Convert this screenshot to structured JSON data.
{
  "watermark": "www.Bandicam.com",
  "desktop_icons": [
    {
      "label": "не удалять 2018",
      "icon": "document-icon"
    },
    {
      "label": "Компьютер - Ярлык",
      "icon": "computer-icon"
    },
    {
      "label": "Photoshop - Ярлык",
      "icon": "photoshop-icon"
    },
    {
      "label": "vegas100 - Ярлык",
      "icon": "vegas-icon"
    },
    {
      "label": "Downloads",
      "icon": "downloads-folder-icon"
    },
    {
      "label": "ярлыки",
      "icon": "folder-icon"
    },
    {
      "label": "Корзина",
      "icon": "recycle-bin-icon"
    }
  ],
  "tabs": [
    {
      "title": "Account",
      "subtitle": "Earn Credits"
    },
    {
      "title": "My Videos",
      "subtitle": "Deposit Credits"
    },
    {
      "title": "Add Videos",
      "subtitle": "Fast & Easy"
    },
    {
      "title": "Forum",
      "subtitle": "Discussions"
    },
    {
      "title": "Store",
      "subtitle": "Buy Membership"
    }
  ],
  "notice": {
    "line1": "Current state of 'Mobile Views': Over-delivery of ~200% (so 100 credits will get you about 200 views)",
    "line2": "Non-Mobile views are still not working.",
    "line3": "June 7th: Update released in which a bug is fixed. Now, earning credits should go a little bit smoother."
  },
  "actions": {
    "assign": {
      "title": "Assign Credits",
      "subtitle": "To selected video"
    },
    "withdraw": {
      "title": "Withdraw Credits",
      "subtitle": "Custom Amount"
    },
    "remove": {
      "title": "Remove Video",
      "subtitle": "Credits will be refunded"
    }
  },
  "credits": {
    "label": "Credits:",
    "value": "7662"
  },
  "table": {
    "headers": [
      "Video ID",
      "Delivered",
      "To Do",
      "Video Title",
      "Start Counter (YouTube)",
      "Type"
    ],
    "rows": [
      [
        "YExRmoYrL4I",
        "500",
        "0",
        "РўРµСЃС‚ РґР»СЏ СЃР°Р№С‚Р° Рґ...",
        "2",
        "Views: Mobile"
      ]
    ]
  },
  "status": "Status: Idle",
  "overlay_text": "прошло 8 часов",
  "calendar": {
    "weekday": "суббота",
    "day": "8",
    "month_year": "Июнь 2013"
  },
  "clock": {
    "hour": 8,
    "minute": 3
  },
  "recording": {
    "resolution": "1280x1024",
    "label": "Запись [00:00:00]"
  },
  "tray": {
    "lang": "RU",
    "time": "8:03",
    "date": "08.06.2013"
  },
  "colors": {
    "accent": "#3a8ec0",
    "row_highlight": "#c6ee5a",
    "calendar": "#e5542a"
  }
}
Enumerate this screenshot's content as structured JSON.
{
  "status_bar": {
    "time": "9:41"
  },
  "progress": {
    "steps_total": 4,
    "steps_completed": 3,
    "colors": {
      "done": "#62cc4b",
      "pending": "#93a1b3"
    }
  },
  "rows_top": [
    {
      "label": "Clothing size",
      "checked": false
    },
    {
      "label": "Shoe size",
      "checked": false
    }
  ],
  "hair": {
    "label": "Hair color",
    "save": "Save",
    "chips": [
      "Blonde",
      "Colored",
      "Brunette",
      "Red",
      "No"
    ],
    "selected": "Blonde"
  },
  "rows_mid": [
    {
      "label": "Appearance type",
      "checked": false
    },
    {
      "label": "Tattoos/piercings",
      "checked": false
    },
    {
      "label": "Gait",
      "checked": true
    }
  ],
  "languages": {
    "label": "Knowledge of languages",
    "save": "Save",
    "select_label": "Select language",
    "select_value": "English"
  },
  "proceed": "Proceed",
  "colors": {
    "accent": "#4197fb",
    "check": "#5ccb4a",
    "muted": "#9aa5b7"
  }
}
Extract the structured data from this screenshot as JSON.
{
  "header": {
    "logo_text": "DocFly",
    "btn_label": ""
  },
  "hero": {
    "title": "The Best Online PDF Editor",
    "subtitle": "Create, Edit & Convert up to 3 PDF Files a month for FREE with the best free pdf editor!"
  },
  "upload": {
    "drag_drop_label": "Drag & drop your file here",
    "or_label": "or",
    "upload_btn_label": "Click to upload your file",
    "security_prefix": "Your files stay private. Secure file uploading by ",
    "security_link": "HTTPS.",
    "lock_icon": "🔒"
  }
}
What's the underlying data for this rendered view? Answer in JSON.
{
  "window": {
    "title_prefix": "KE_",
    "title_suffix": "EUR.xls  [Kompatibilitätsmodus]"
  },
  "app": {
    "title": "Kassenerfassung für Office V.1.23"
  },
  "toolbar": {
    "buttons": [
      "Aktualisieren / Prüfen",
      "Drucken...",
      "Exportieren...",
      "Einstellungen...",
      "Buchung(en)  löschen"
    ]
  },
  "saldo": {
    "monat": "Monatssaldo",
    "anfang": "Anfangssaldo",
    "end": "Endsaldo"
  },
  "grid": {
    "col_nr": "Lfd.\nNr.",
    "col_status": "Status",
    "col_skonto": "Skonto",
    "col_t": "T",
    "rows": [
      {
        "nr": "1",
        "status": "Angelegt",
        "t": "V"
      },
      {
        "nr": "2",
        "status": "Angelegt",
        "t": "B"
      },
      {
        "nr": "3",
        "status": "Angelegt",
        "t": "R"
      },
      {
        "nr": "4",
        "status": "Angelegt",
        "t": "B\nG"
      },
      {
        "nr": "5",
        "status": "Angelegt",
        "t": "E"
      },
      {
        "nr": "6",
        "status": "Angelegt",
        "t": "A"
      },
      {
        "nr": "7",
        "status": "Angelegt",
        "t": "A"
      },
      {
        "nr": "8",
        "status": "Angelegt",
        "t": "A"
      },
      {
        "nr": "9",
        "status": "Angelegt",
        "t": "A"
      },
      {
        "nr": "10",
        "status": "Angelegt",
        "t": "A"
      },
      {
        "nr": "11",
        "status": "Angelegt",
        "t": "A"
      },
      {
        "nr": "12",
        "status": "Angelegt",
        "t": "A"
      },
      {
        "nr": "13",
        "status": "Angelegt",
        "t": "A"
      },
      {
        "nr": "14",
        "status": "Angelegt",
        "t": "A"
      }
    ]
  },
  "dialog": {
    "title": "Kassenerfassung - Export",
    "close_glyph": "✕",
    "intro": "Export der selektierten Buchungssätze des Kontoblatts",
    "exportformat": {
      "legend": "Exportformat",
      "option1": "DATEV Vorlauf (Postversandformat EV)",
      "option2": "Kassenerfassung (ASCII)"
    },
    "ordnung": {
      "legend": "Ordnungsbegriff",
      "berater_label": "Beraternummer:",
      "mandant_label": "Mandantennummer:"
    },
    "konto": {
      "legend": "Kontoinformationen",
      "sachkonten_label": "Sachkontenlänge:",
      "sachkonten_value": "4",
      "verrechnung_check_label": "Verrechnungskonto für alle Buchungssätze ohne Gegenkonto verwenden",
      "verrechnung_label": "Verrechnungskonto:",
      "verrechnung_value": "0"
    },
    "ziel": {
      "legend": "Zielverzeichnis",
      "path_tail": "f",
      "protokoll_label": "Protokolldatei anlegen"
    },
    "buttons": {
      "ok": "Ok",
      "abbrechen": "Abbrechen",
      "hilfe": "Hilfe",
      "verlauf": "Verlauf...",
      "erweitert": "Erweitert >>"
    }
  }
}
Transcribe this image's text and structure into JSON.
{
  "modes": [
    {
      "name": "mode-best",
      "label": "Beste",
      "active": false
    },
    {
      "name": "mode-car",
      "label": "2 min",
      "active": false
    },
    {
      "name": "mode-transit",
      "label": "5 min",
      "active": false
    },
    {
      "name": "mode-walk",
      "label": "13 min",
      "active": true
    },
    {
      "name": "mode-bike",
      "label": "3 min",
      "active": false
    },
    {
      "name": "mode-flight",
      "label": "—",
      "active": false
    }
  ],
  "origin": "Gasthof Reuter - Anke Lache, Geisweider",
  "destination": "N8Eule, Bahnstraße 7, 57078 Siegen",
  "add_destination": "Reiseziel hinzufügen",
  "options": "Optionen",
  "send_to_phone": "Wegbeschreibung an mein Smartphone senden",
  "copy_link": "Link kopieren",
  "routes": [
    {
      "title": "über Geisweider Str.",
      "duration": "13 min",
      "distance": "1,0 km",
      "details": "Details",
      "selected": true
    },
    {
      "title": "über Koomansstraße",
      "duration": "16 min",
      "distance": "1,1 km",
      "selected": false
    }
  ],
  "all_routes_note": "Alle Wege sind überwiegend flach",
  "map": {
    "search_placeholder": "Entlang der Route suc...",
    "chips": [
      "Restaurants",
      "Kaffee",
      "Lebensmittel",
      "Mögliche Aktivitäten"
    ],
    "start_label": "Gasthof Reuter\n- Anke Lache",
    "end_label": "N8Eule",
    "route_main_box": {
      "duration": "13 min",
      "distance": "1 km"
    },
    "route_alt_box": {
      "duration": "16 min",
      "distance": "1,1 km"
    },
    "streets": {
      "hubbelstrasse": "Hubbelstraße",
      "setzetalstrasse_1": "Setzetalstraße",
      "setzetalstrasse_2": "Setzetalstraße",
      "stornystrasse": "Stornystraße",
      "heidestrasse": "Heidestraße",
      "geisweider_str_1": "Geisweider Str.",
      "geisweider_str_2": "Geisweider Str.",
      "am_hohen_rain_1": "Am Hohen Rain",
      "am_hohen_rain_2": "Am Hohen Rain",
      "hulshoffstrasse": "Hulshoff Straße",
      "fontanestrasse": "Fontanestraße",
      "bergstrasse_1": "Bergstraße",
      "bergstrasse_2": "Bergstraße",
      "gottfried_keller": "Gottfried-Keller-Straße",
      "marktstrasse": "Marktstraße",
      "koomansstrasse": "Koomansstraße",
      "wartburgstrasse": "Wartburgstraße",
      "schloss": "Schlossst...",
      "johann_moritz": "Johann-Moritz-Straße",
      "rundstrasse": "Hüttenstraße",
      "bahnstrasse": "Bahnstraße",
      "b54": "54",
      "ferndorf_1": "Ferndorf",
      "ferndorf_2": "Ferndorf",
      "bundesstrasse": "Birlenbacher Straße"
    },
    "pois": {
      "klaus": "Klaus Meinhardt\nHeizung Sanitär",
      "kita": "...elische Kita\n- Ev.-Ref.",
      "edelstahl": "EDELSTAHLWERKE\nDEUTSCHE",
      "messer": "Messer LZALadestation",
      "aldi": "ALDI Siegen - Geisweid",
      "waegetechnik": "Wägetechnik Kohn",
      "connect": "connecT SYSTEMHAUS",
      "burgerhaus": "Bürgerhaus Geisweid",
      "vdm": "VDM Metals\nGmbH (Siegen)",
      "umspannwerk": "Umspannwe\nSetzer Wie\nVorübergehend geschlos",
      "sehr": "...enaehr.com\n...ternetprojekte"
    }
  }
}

____

_PROMPT_.
Only lines with the word "structured" are wanted, so copy each one from the records.

_FINISHED EXERCISE_.
Convert this screenshot to structured JSON data.
Enumerate this screenshot's content as structured JSON.
Extract the structured data from this screenshot as JSON.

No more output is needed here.